• **TASK INSTRUCTIONS**:
Where a line holds the word "change", copy that line.

• **DATA IN THIS EXERCISE**:
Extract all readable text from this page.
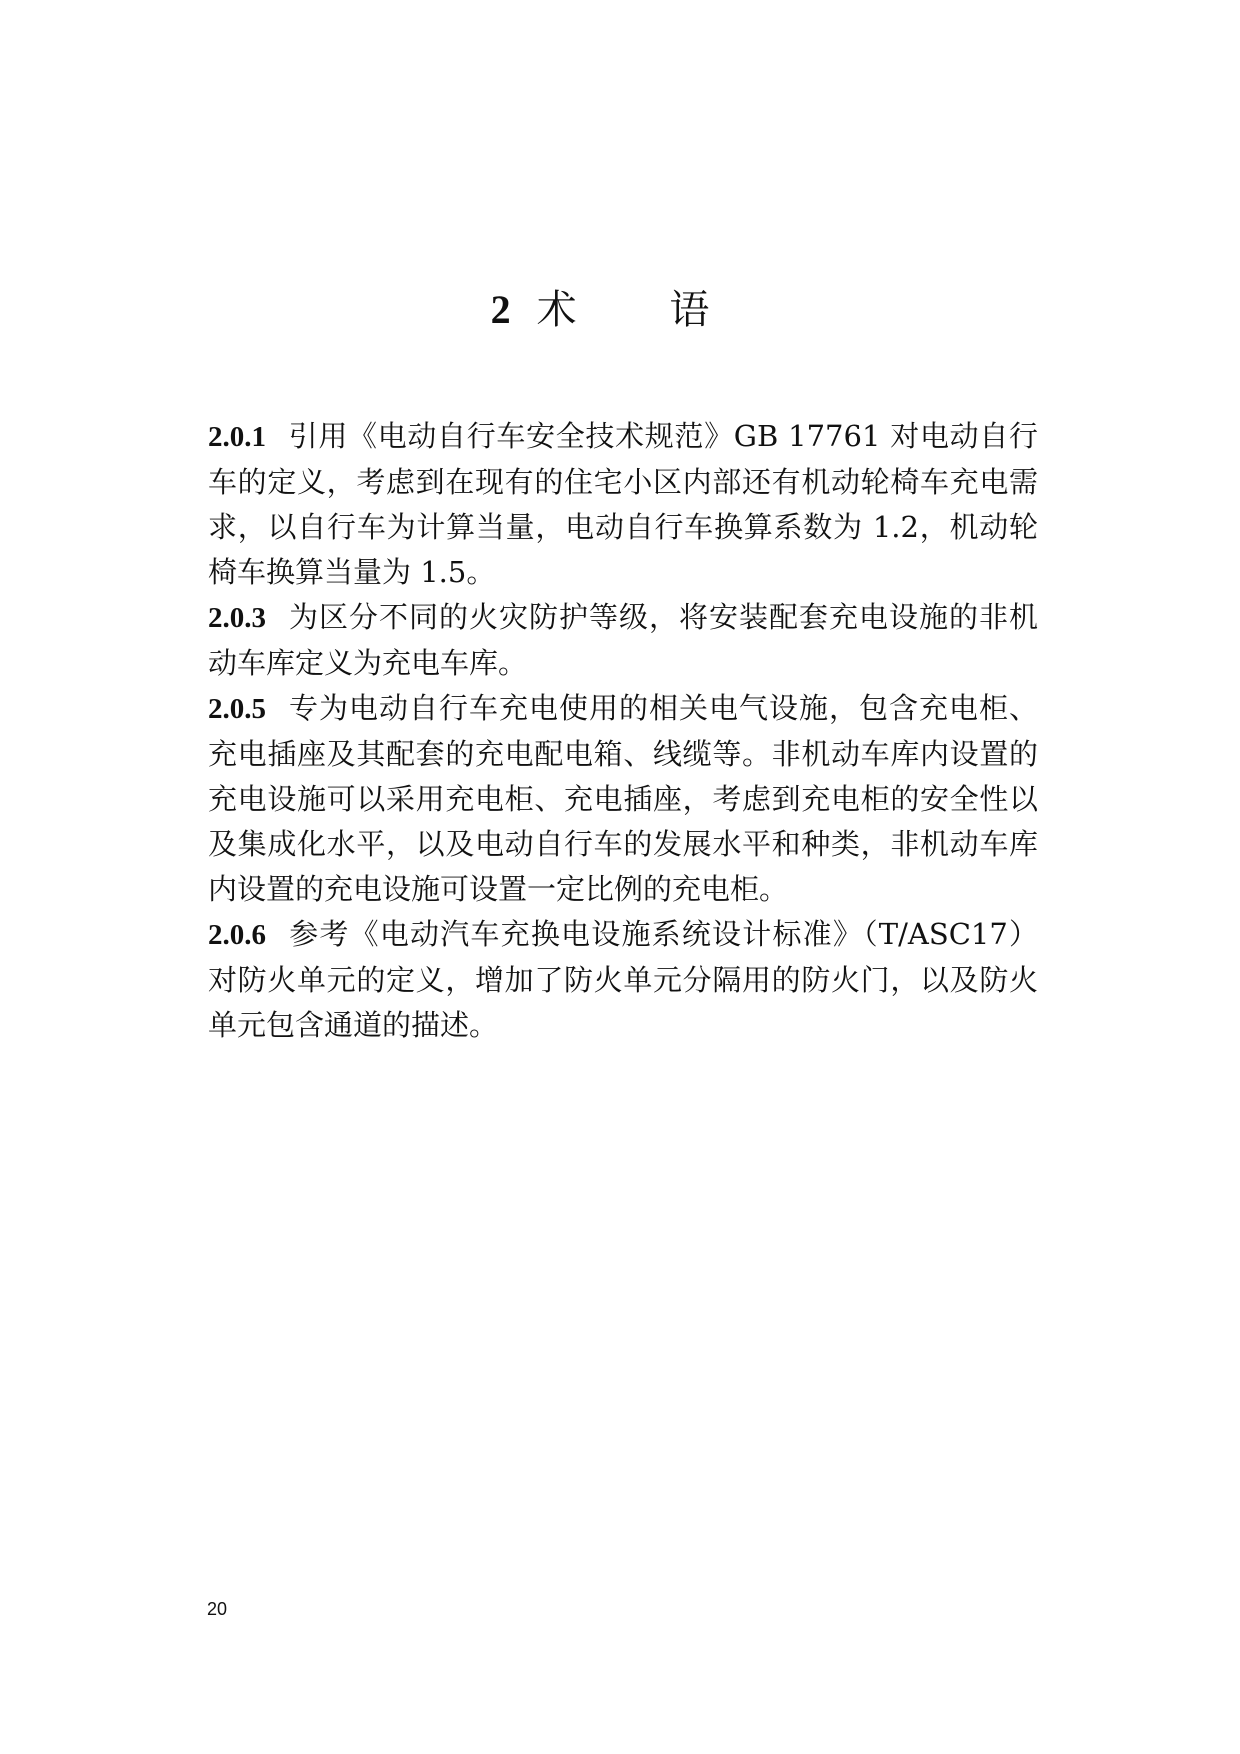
2 术 语

2.0.1 引用《电动自行车安全技术规范》GB 17761 对电动自行车的定义，考虑到在现有的住宅小区内部还有机动轮椅车充电需求，以自行车为计算当量，电动自行车换算系数为 1.2，机动轮椅车换算当量为 1.5。

2.0.3 为区分不同的火灾防护等级，将安装配套充电设施的非机动车库定义为充电车库。

2.0.5 专为电动自行车充电使用的相关电气设施，包含充电柜、充电插座及其配套的充电配电箱、线缆等。非机动车库内设置的充电设施可以采用充电柜、充电插座，考虑到充电柜的安全性以及集成化水平，以及电动自行车的发展水平和种类，非机动车库内设置的充电设施可设置一定比例的充电柜。

2.0.6 参考《电动汽车充换电设施系统设计标准》（T/ASC17）对防火单元的定义，增加了防火单元分隔用的防火门，以及防火单元包含通道的描述。

20
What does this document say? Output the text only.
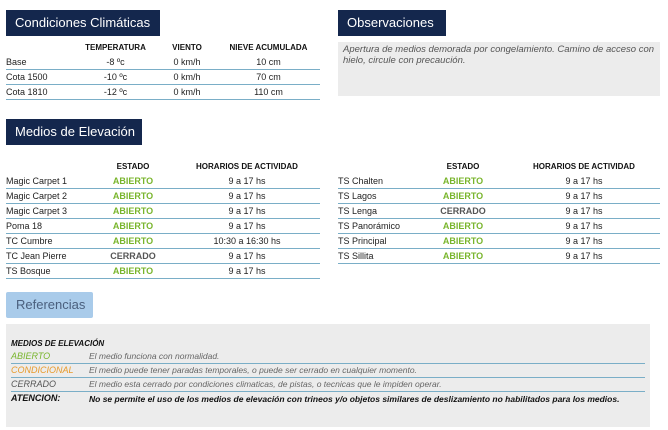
Condiciones Climáticas
	TEMPERATURA	VIENTO	NIEVE ACUMULADA
Base	-8 ºc	0 km/h	10 cm
Cota 1500	-10 ºc	0 km/h	70 cm
Cota 1810	-12 ºc	0 km/h	110 cm
Observaciones
Apertura de medios demorada por congelamiento. Camino de acceso con hielo, circule con precaución.
Medios de Elevación
	ESTADO	HORARIOS DE ACTIVIDAD
Magic Carpet 1	ABIERTO	9 a 17 hs
Magic Carpet 2	ABIERTO	9 a 17 hs
Magic Carpet 3	ABIERTO	9 a 17 hs
Poma 18	ABIERTO	9 a 17 hs
TC Cumbre	ABIERTO	10:30 a 16:30 hs
TC Jean Pierre	CERRADO	9 a 17 hs
TS Bosque	ABIERTO	9 a 17 hs
	ESTADO	HORARIOS DE ACTIVIDAD
TS Chalten	ABIERTO	9 a 17 hs
TS Lagos	ABIERTO	9 a 17 hs
TS Lenga	CERRADO	9 a 17 hs
TS Panorámico	ABIERTO	9 a 17 hs
TS Principal	ABIERTO	9 a 17 hs
TS Sillita	ABIERTO	9 a 17 hs
Referencias
MEDIOS DE ELEVACIÓN
ABIERTO	El medio funciona con normalidad.
CONDICIONAL	El medio puede tener paradas temporales, o puede ser cerrado en cualquier momento.
CERRADO	El medio esta cerrado por condiciones climaticas, de pistas, o tecnicas que le impiden operar.
ATENCION:	No se permite el uso de los medios de elevación con trineos y/o objetos similares de deslizamiento no habilitados para los medios.
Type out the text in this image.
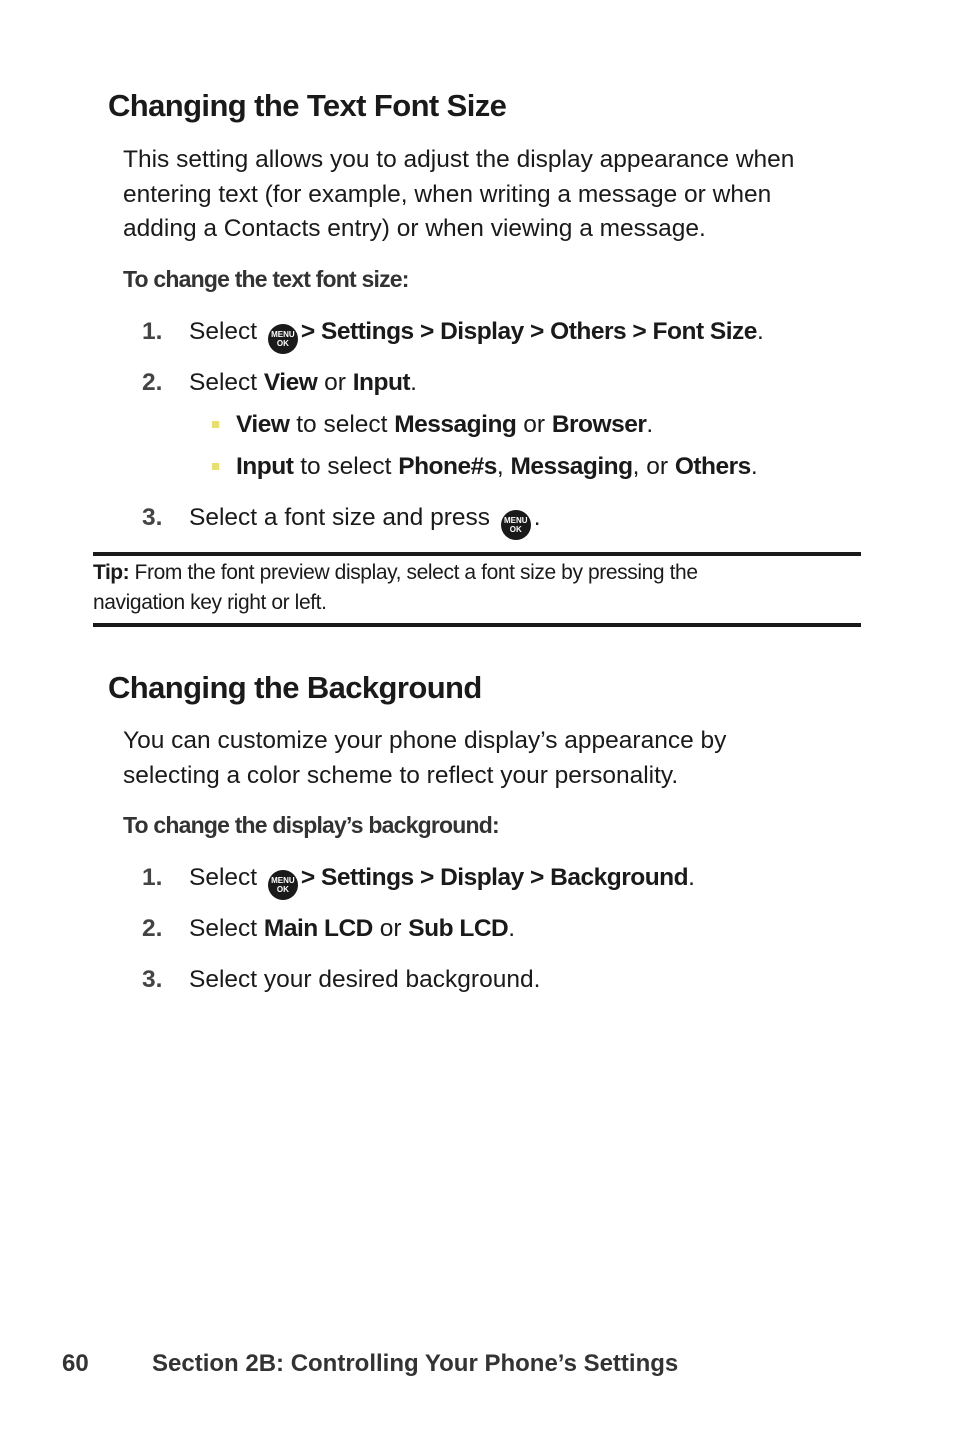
Changing the Text Font Size
This setting allows you to adjust the display appearance when
entering text (for example, when writing a message or when
adding a Contacts entry) or when viewing a message.
To change the text font size:
1. Select MENU
OK > Settings > Display > Others > Font Size.
2. Select View or Input.
View to select Messaging or Browser.
Input to select Phone#s, Messaging, or Others.
3. Select a font size and press MENU
OK .
Tip: From the font preview display, select a font size by pressing the
navigation key right or left.
Changing the Background
You can customize your phone display’s appearance by
selecting a color scheme to reflect your personality.
To change the display’s background:
1. Select MENU
OK > Settings > Display > Background.
2. Select Main LCD or Sub LCD.
3. Select your desired background.
60	Section 2B: Controlling Your Phone’s Settings
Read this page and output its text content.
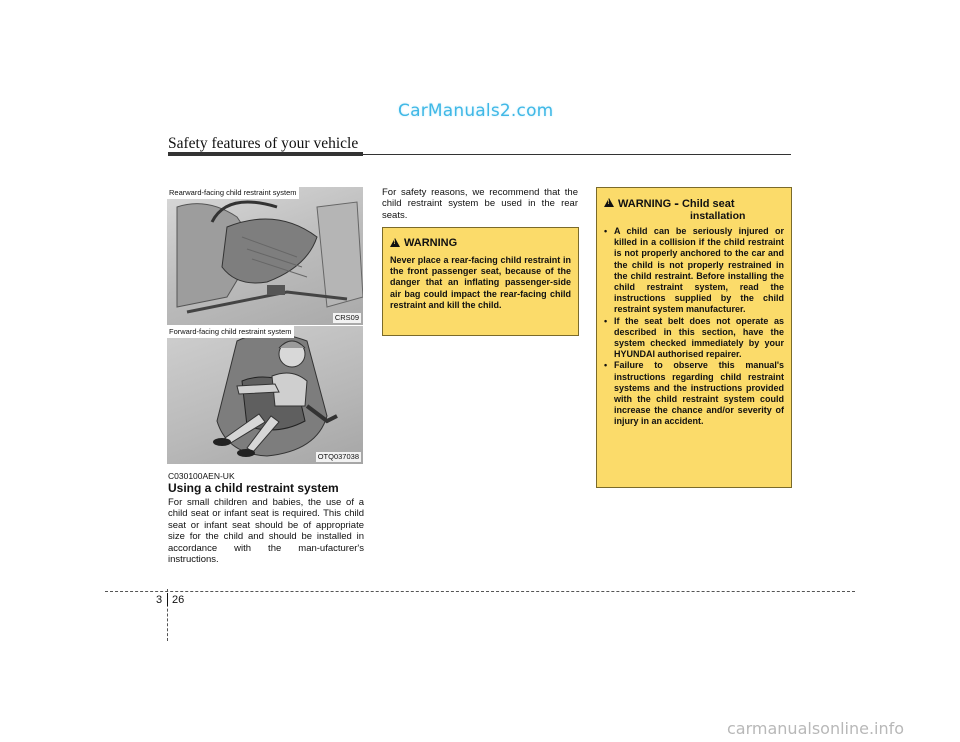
CarManuals2.com
Safety features of your vehicle
Rearward-facing child restraint system
CRS09
Forward-facing child restraint system
OTQ037038
C030100AEN-UK
Using a child restraint system
For small children and babies, the use of a child seat or infant seat is required. This child seat or infant seat should be of appropriate size for the child and should be installed in accordance with the man-ufacturer's instructions.
For safety reasons, we recommend that the child restraint system be used in the rear seats.
!
WARNING
Never place a rear-facing child restraint in the front passenger seat, because of the danger that an inflating passenger-side air bag could impact the rear-facing child restraint and kill the child.
!
WARNING - Child seat
installation
• A child can be seriously injured or killed in a collision if the child restraint is not properly anchored to the car and the child is not properly restrained in the child restraint. Before installing the child restraint system, read the instructions supplied by the child restraint system manufacturer.
• If the seat belt does not operate as described in this section, have the system checked immediately by your HYUNDAI authorised repairer.
• Failure to observe this manual's instructions regarding child restraint systems and the instructions provided with the child restraint system could increase the chance and/or severity of injury in an accident.
3 26
carmanualsonline.info
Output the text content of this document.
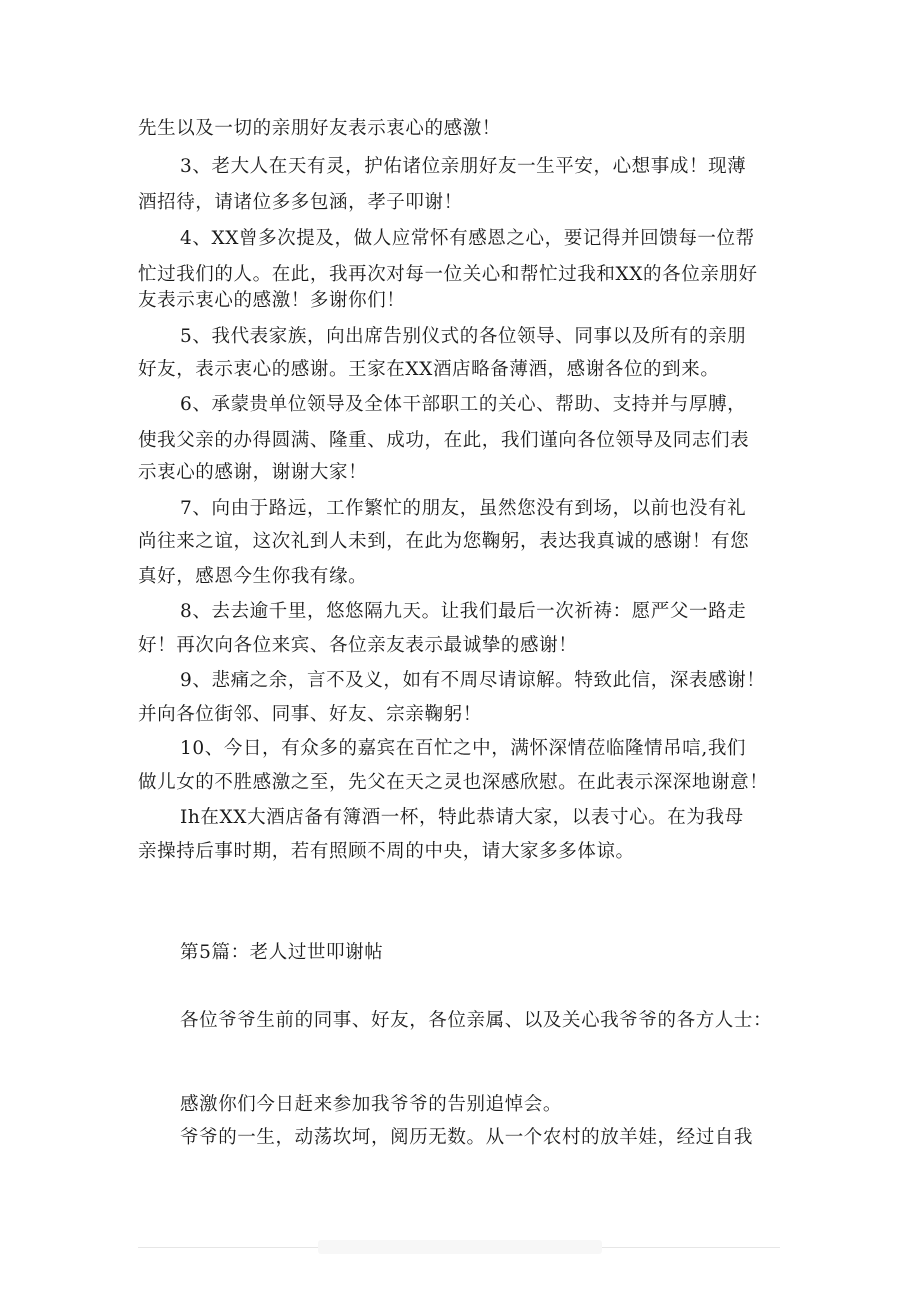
先生以及一切的亲朋好友表示衷心的感激！
3、老大人在天有灵，护佑诸位亲朋好友一生平安，心想事成！现薄
酒招待，请诸位多多包涵，孝子叩谢！
4、XX曾多次提及，做人应常怀有感恩之心，要记得并回馈每一位帮
忙过我们的人。在此，我再次对每一位关心和帮忙过我和XX的各位亲朋好
友表示衷心的感激！多谢你们！
5、我代表家族，向出席告别仪式的各位领导、同事以及所有的亲朋
好友，表示衷心的感谢。王家在XX酒店略备薄酒，感谢各位的到来。
6、承蒙贵单位领导及全体干部职工的关心、帮助、支持并与厚膊，
使我父亲的办得圆满、隆重、成功，在此，我们谨向各位领导及同志们表
示衷心的感谢，谢谢大家！
7、向由于路远，工作繁忙的朋友，虽然您没有到场，以前也没有礼
尚往来之谊，这次礼到人未到，在此为您鞠躬，表达我真诚的感谢！有您
真好，感恩今生你我有缘。
8、去去逾千里，悠悠隔九天。让我们最后一次祈祷：愿严父一路走
好！再次向各位来宾、各位亲友表示最诚挚的感谢！
9、悲痛之余，言不及义，如有不周尽请谅解。特致此信，深表感谢！
并向各位街邻、同事、好友、宗亲鞠躬！
10、今日，有众多的嘉宾在百忙之中，满怀深情莅临隆情吊唁,我们
做儿女的不胜感激之至，先父在天之灵也深感欣慰。在此表示深深地谢意！
Ih在XX大酒店备有簿酒一杯，特此恭请大家，以表寸心。在为我母
亲操持后事时期，若有照顾不周的中央，请大家多多体谅。
第5篇：老人过世叩谢帖
各位爷爷生前的同事、好友，各位亲属、以及关心我爷爷的各方人士：
感激你们今日赶来参加我爷爷的告别追悼会。
爷爷的一生，动荡坎坷，阅历无数。从一个农村的放羊娃，经过自我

• **OUTPUT OF THE TASK**:
To change the text font size:
To change the display’s background:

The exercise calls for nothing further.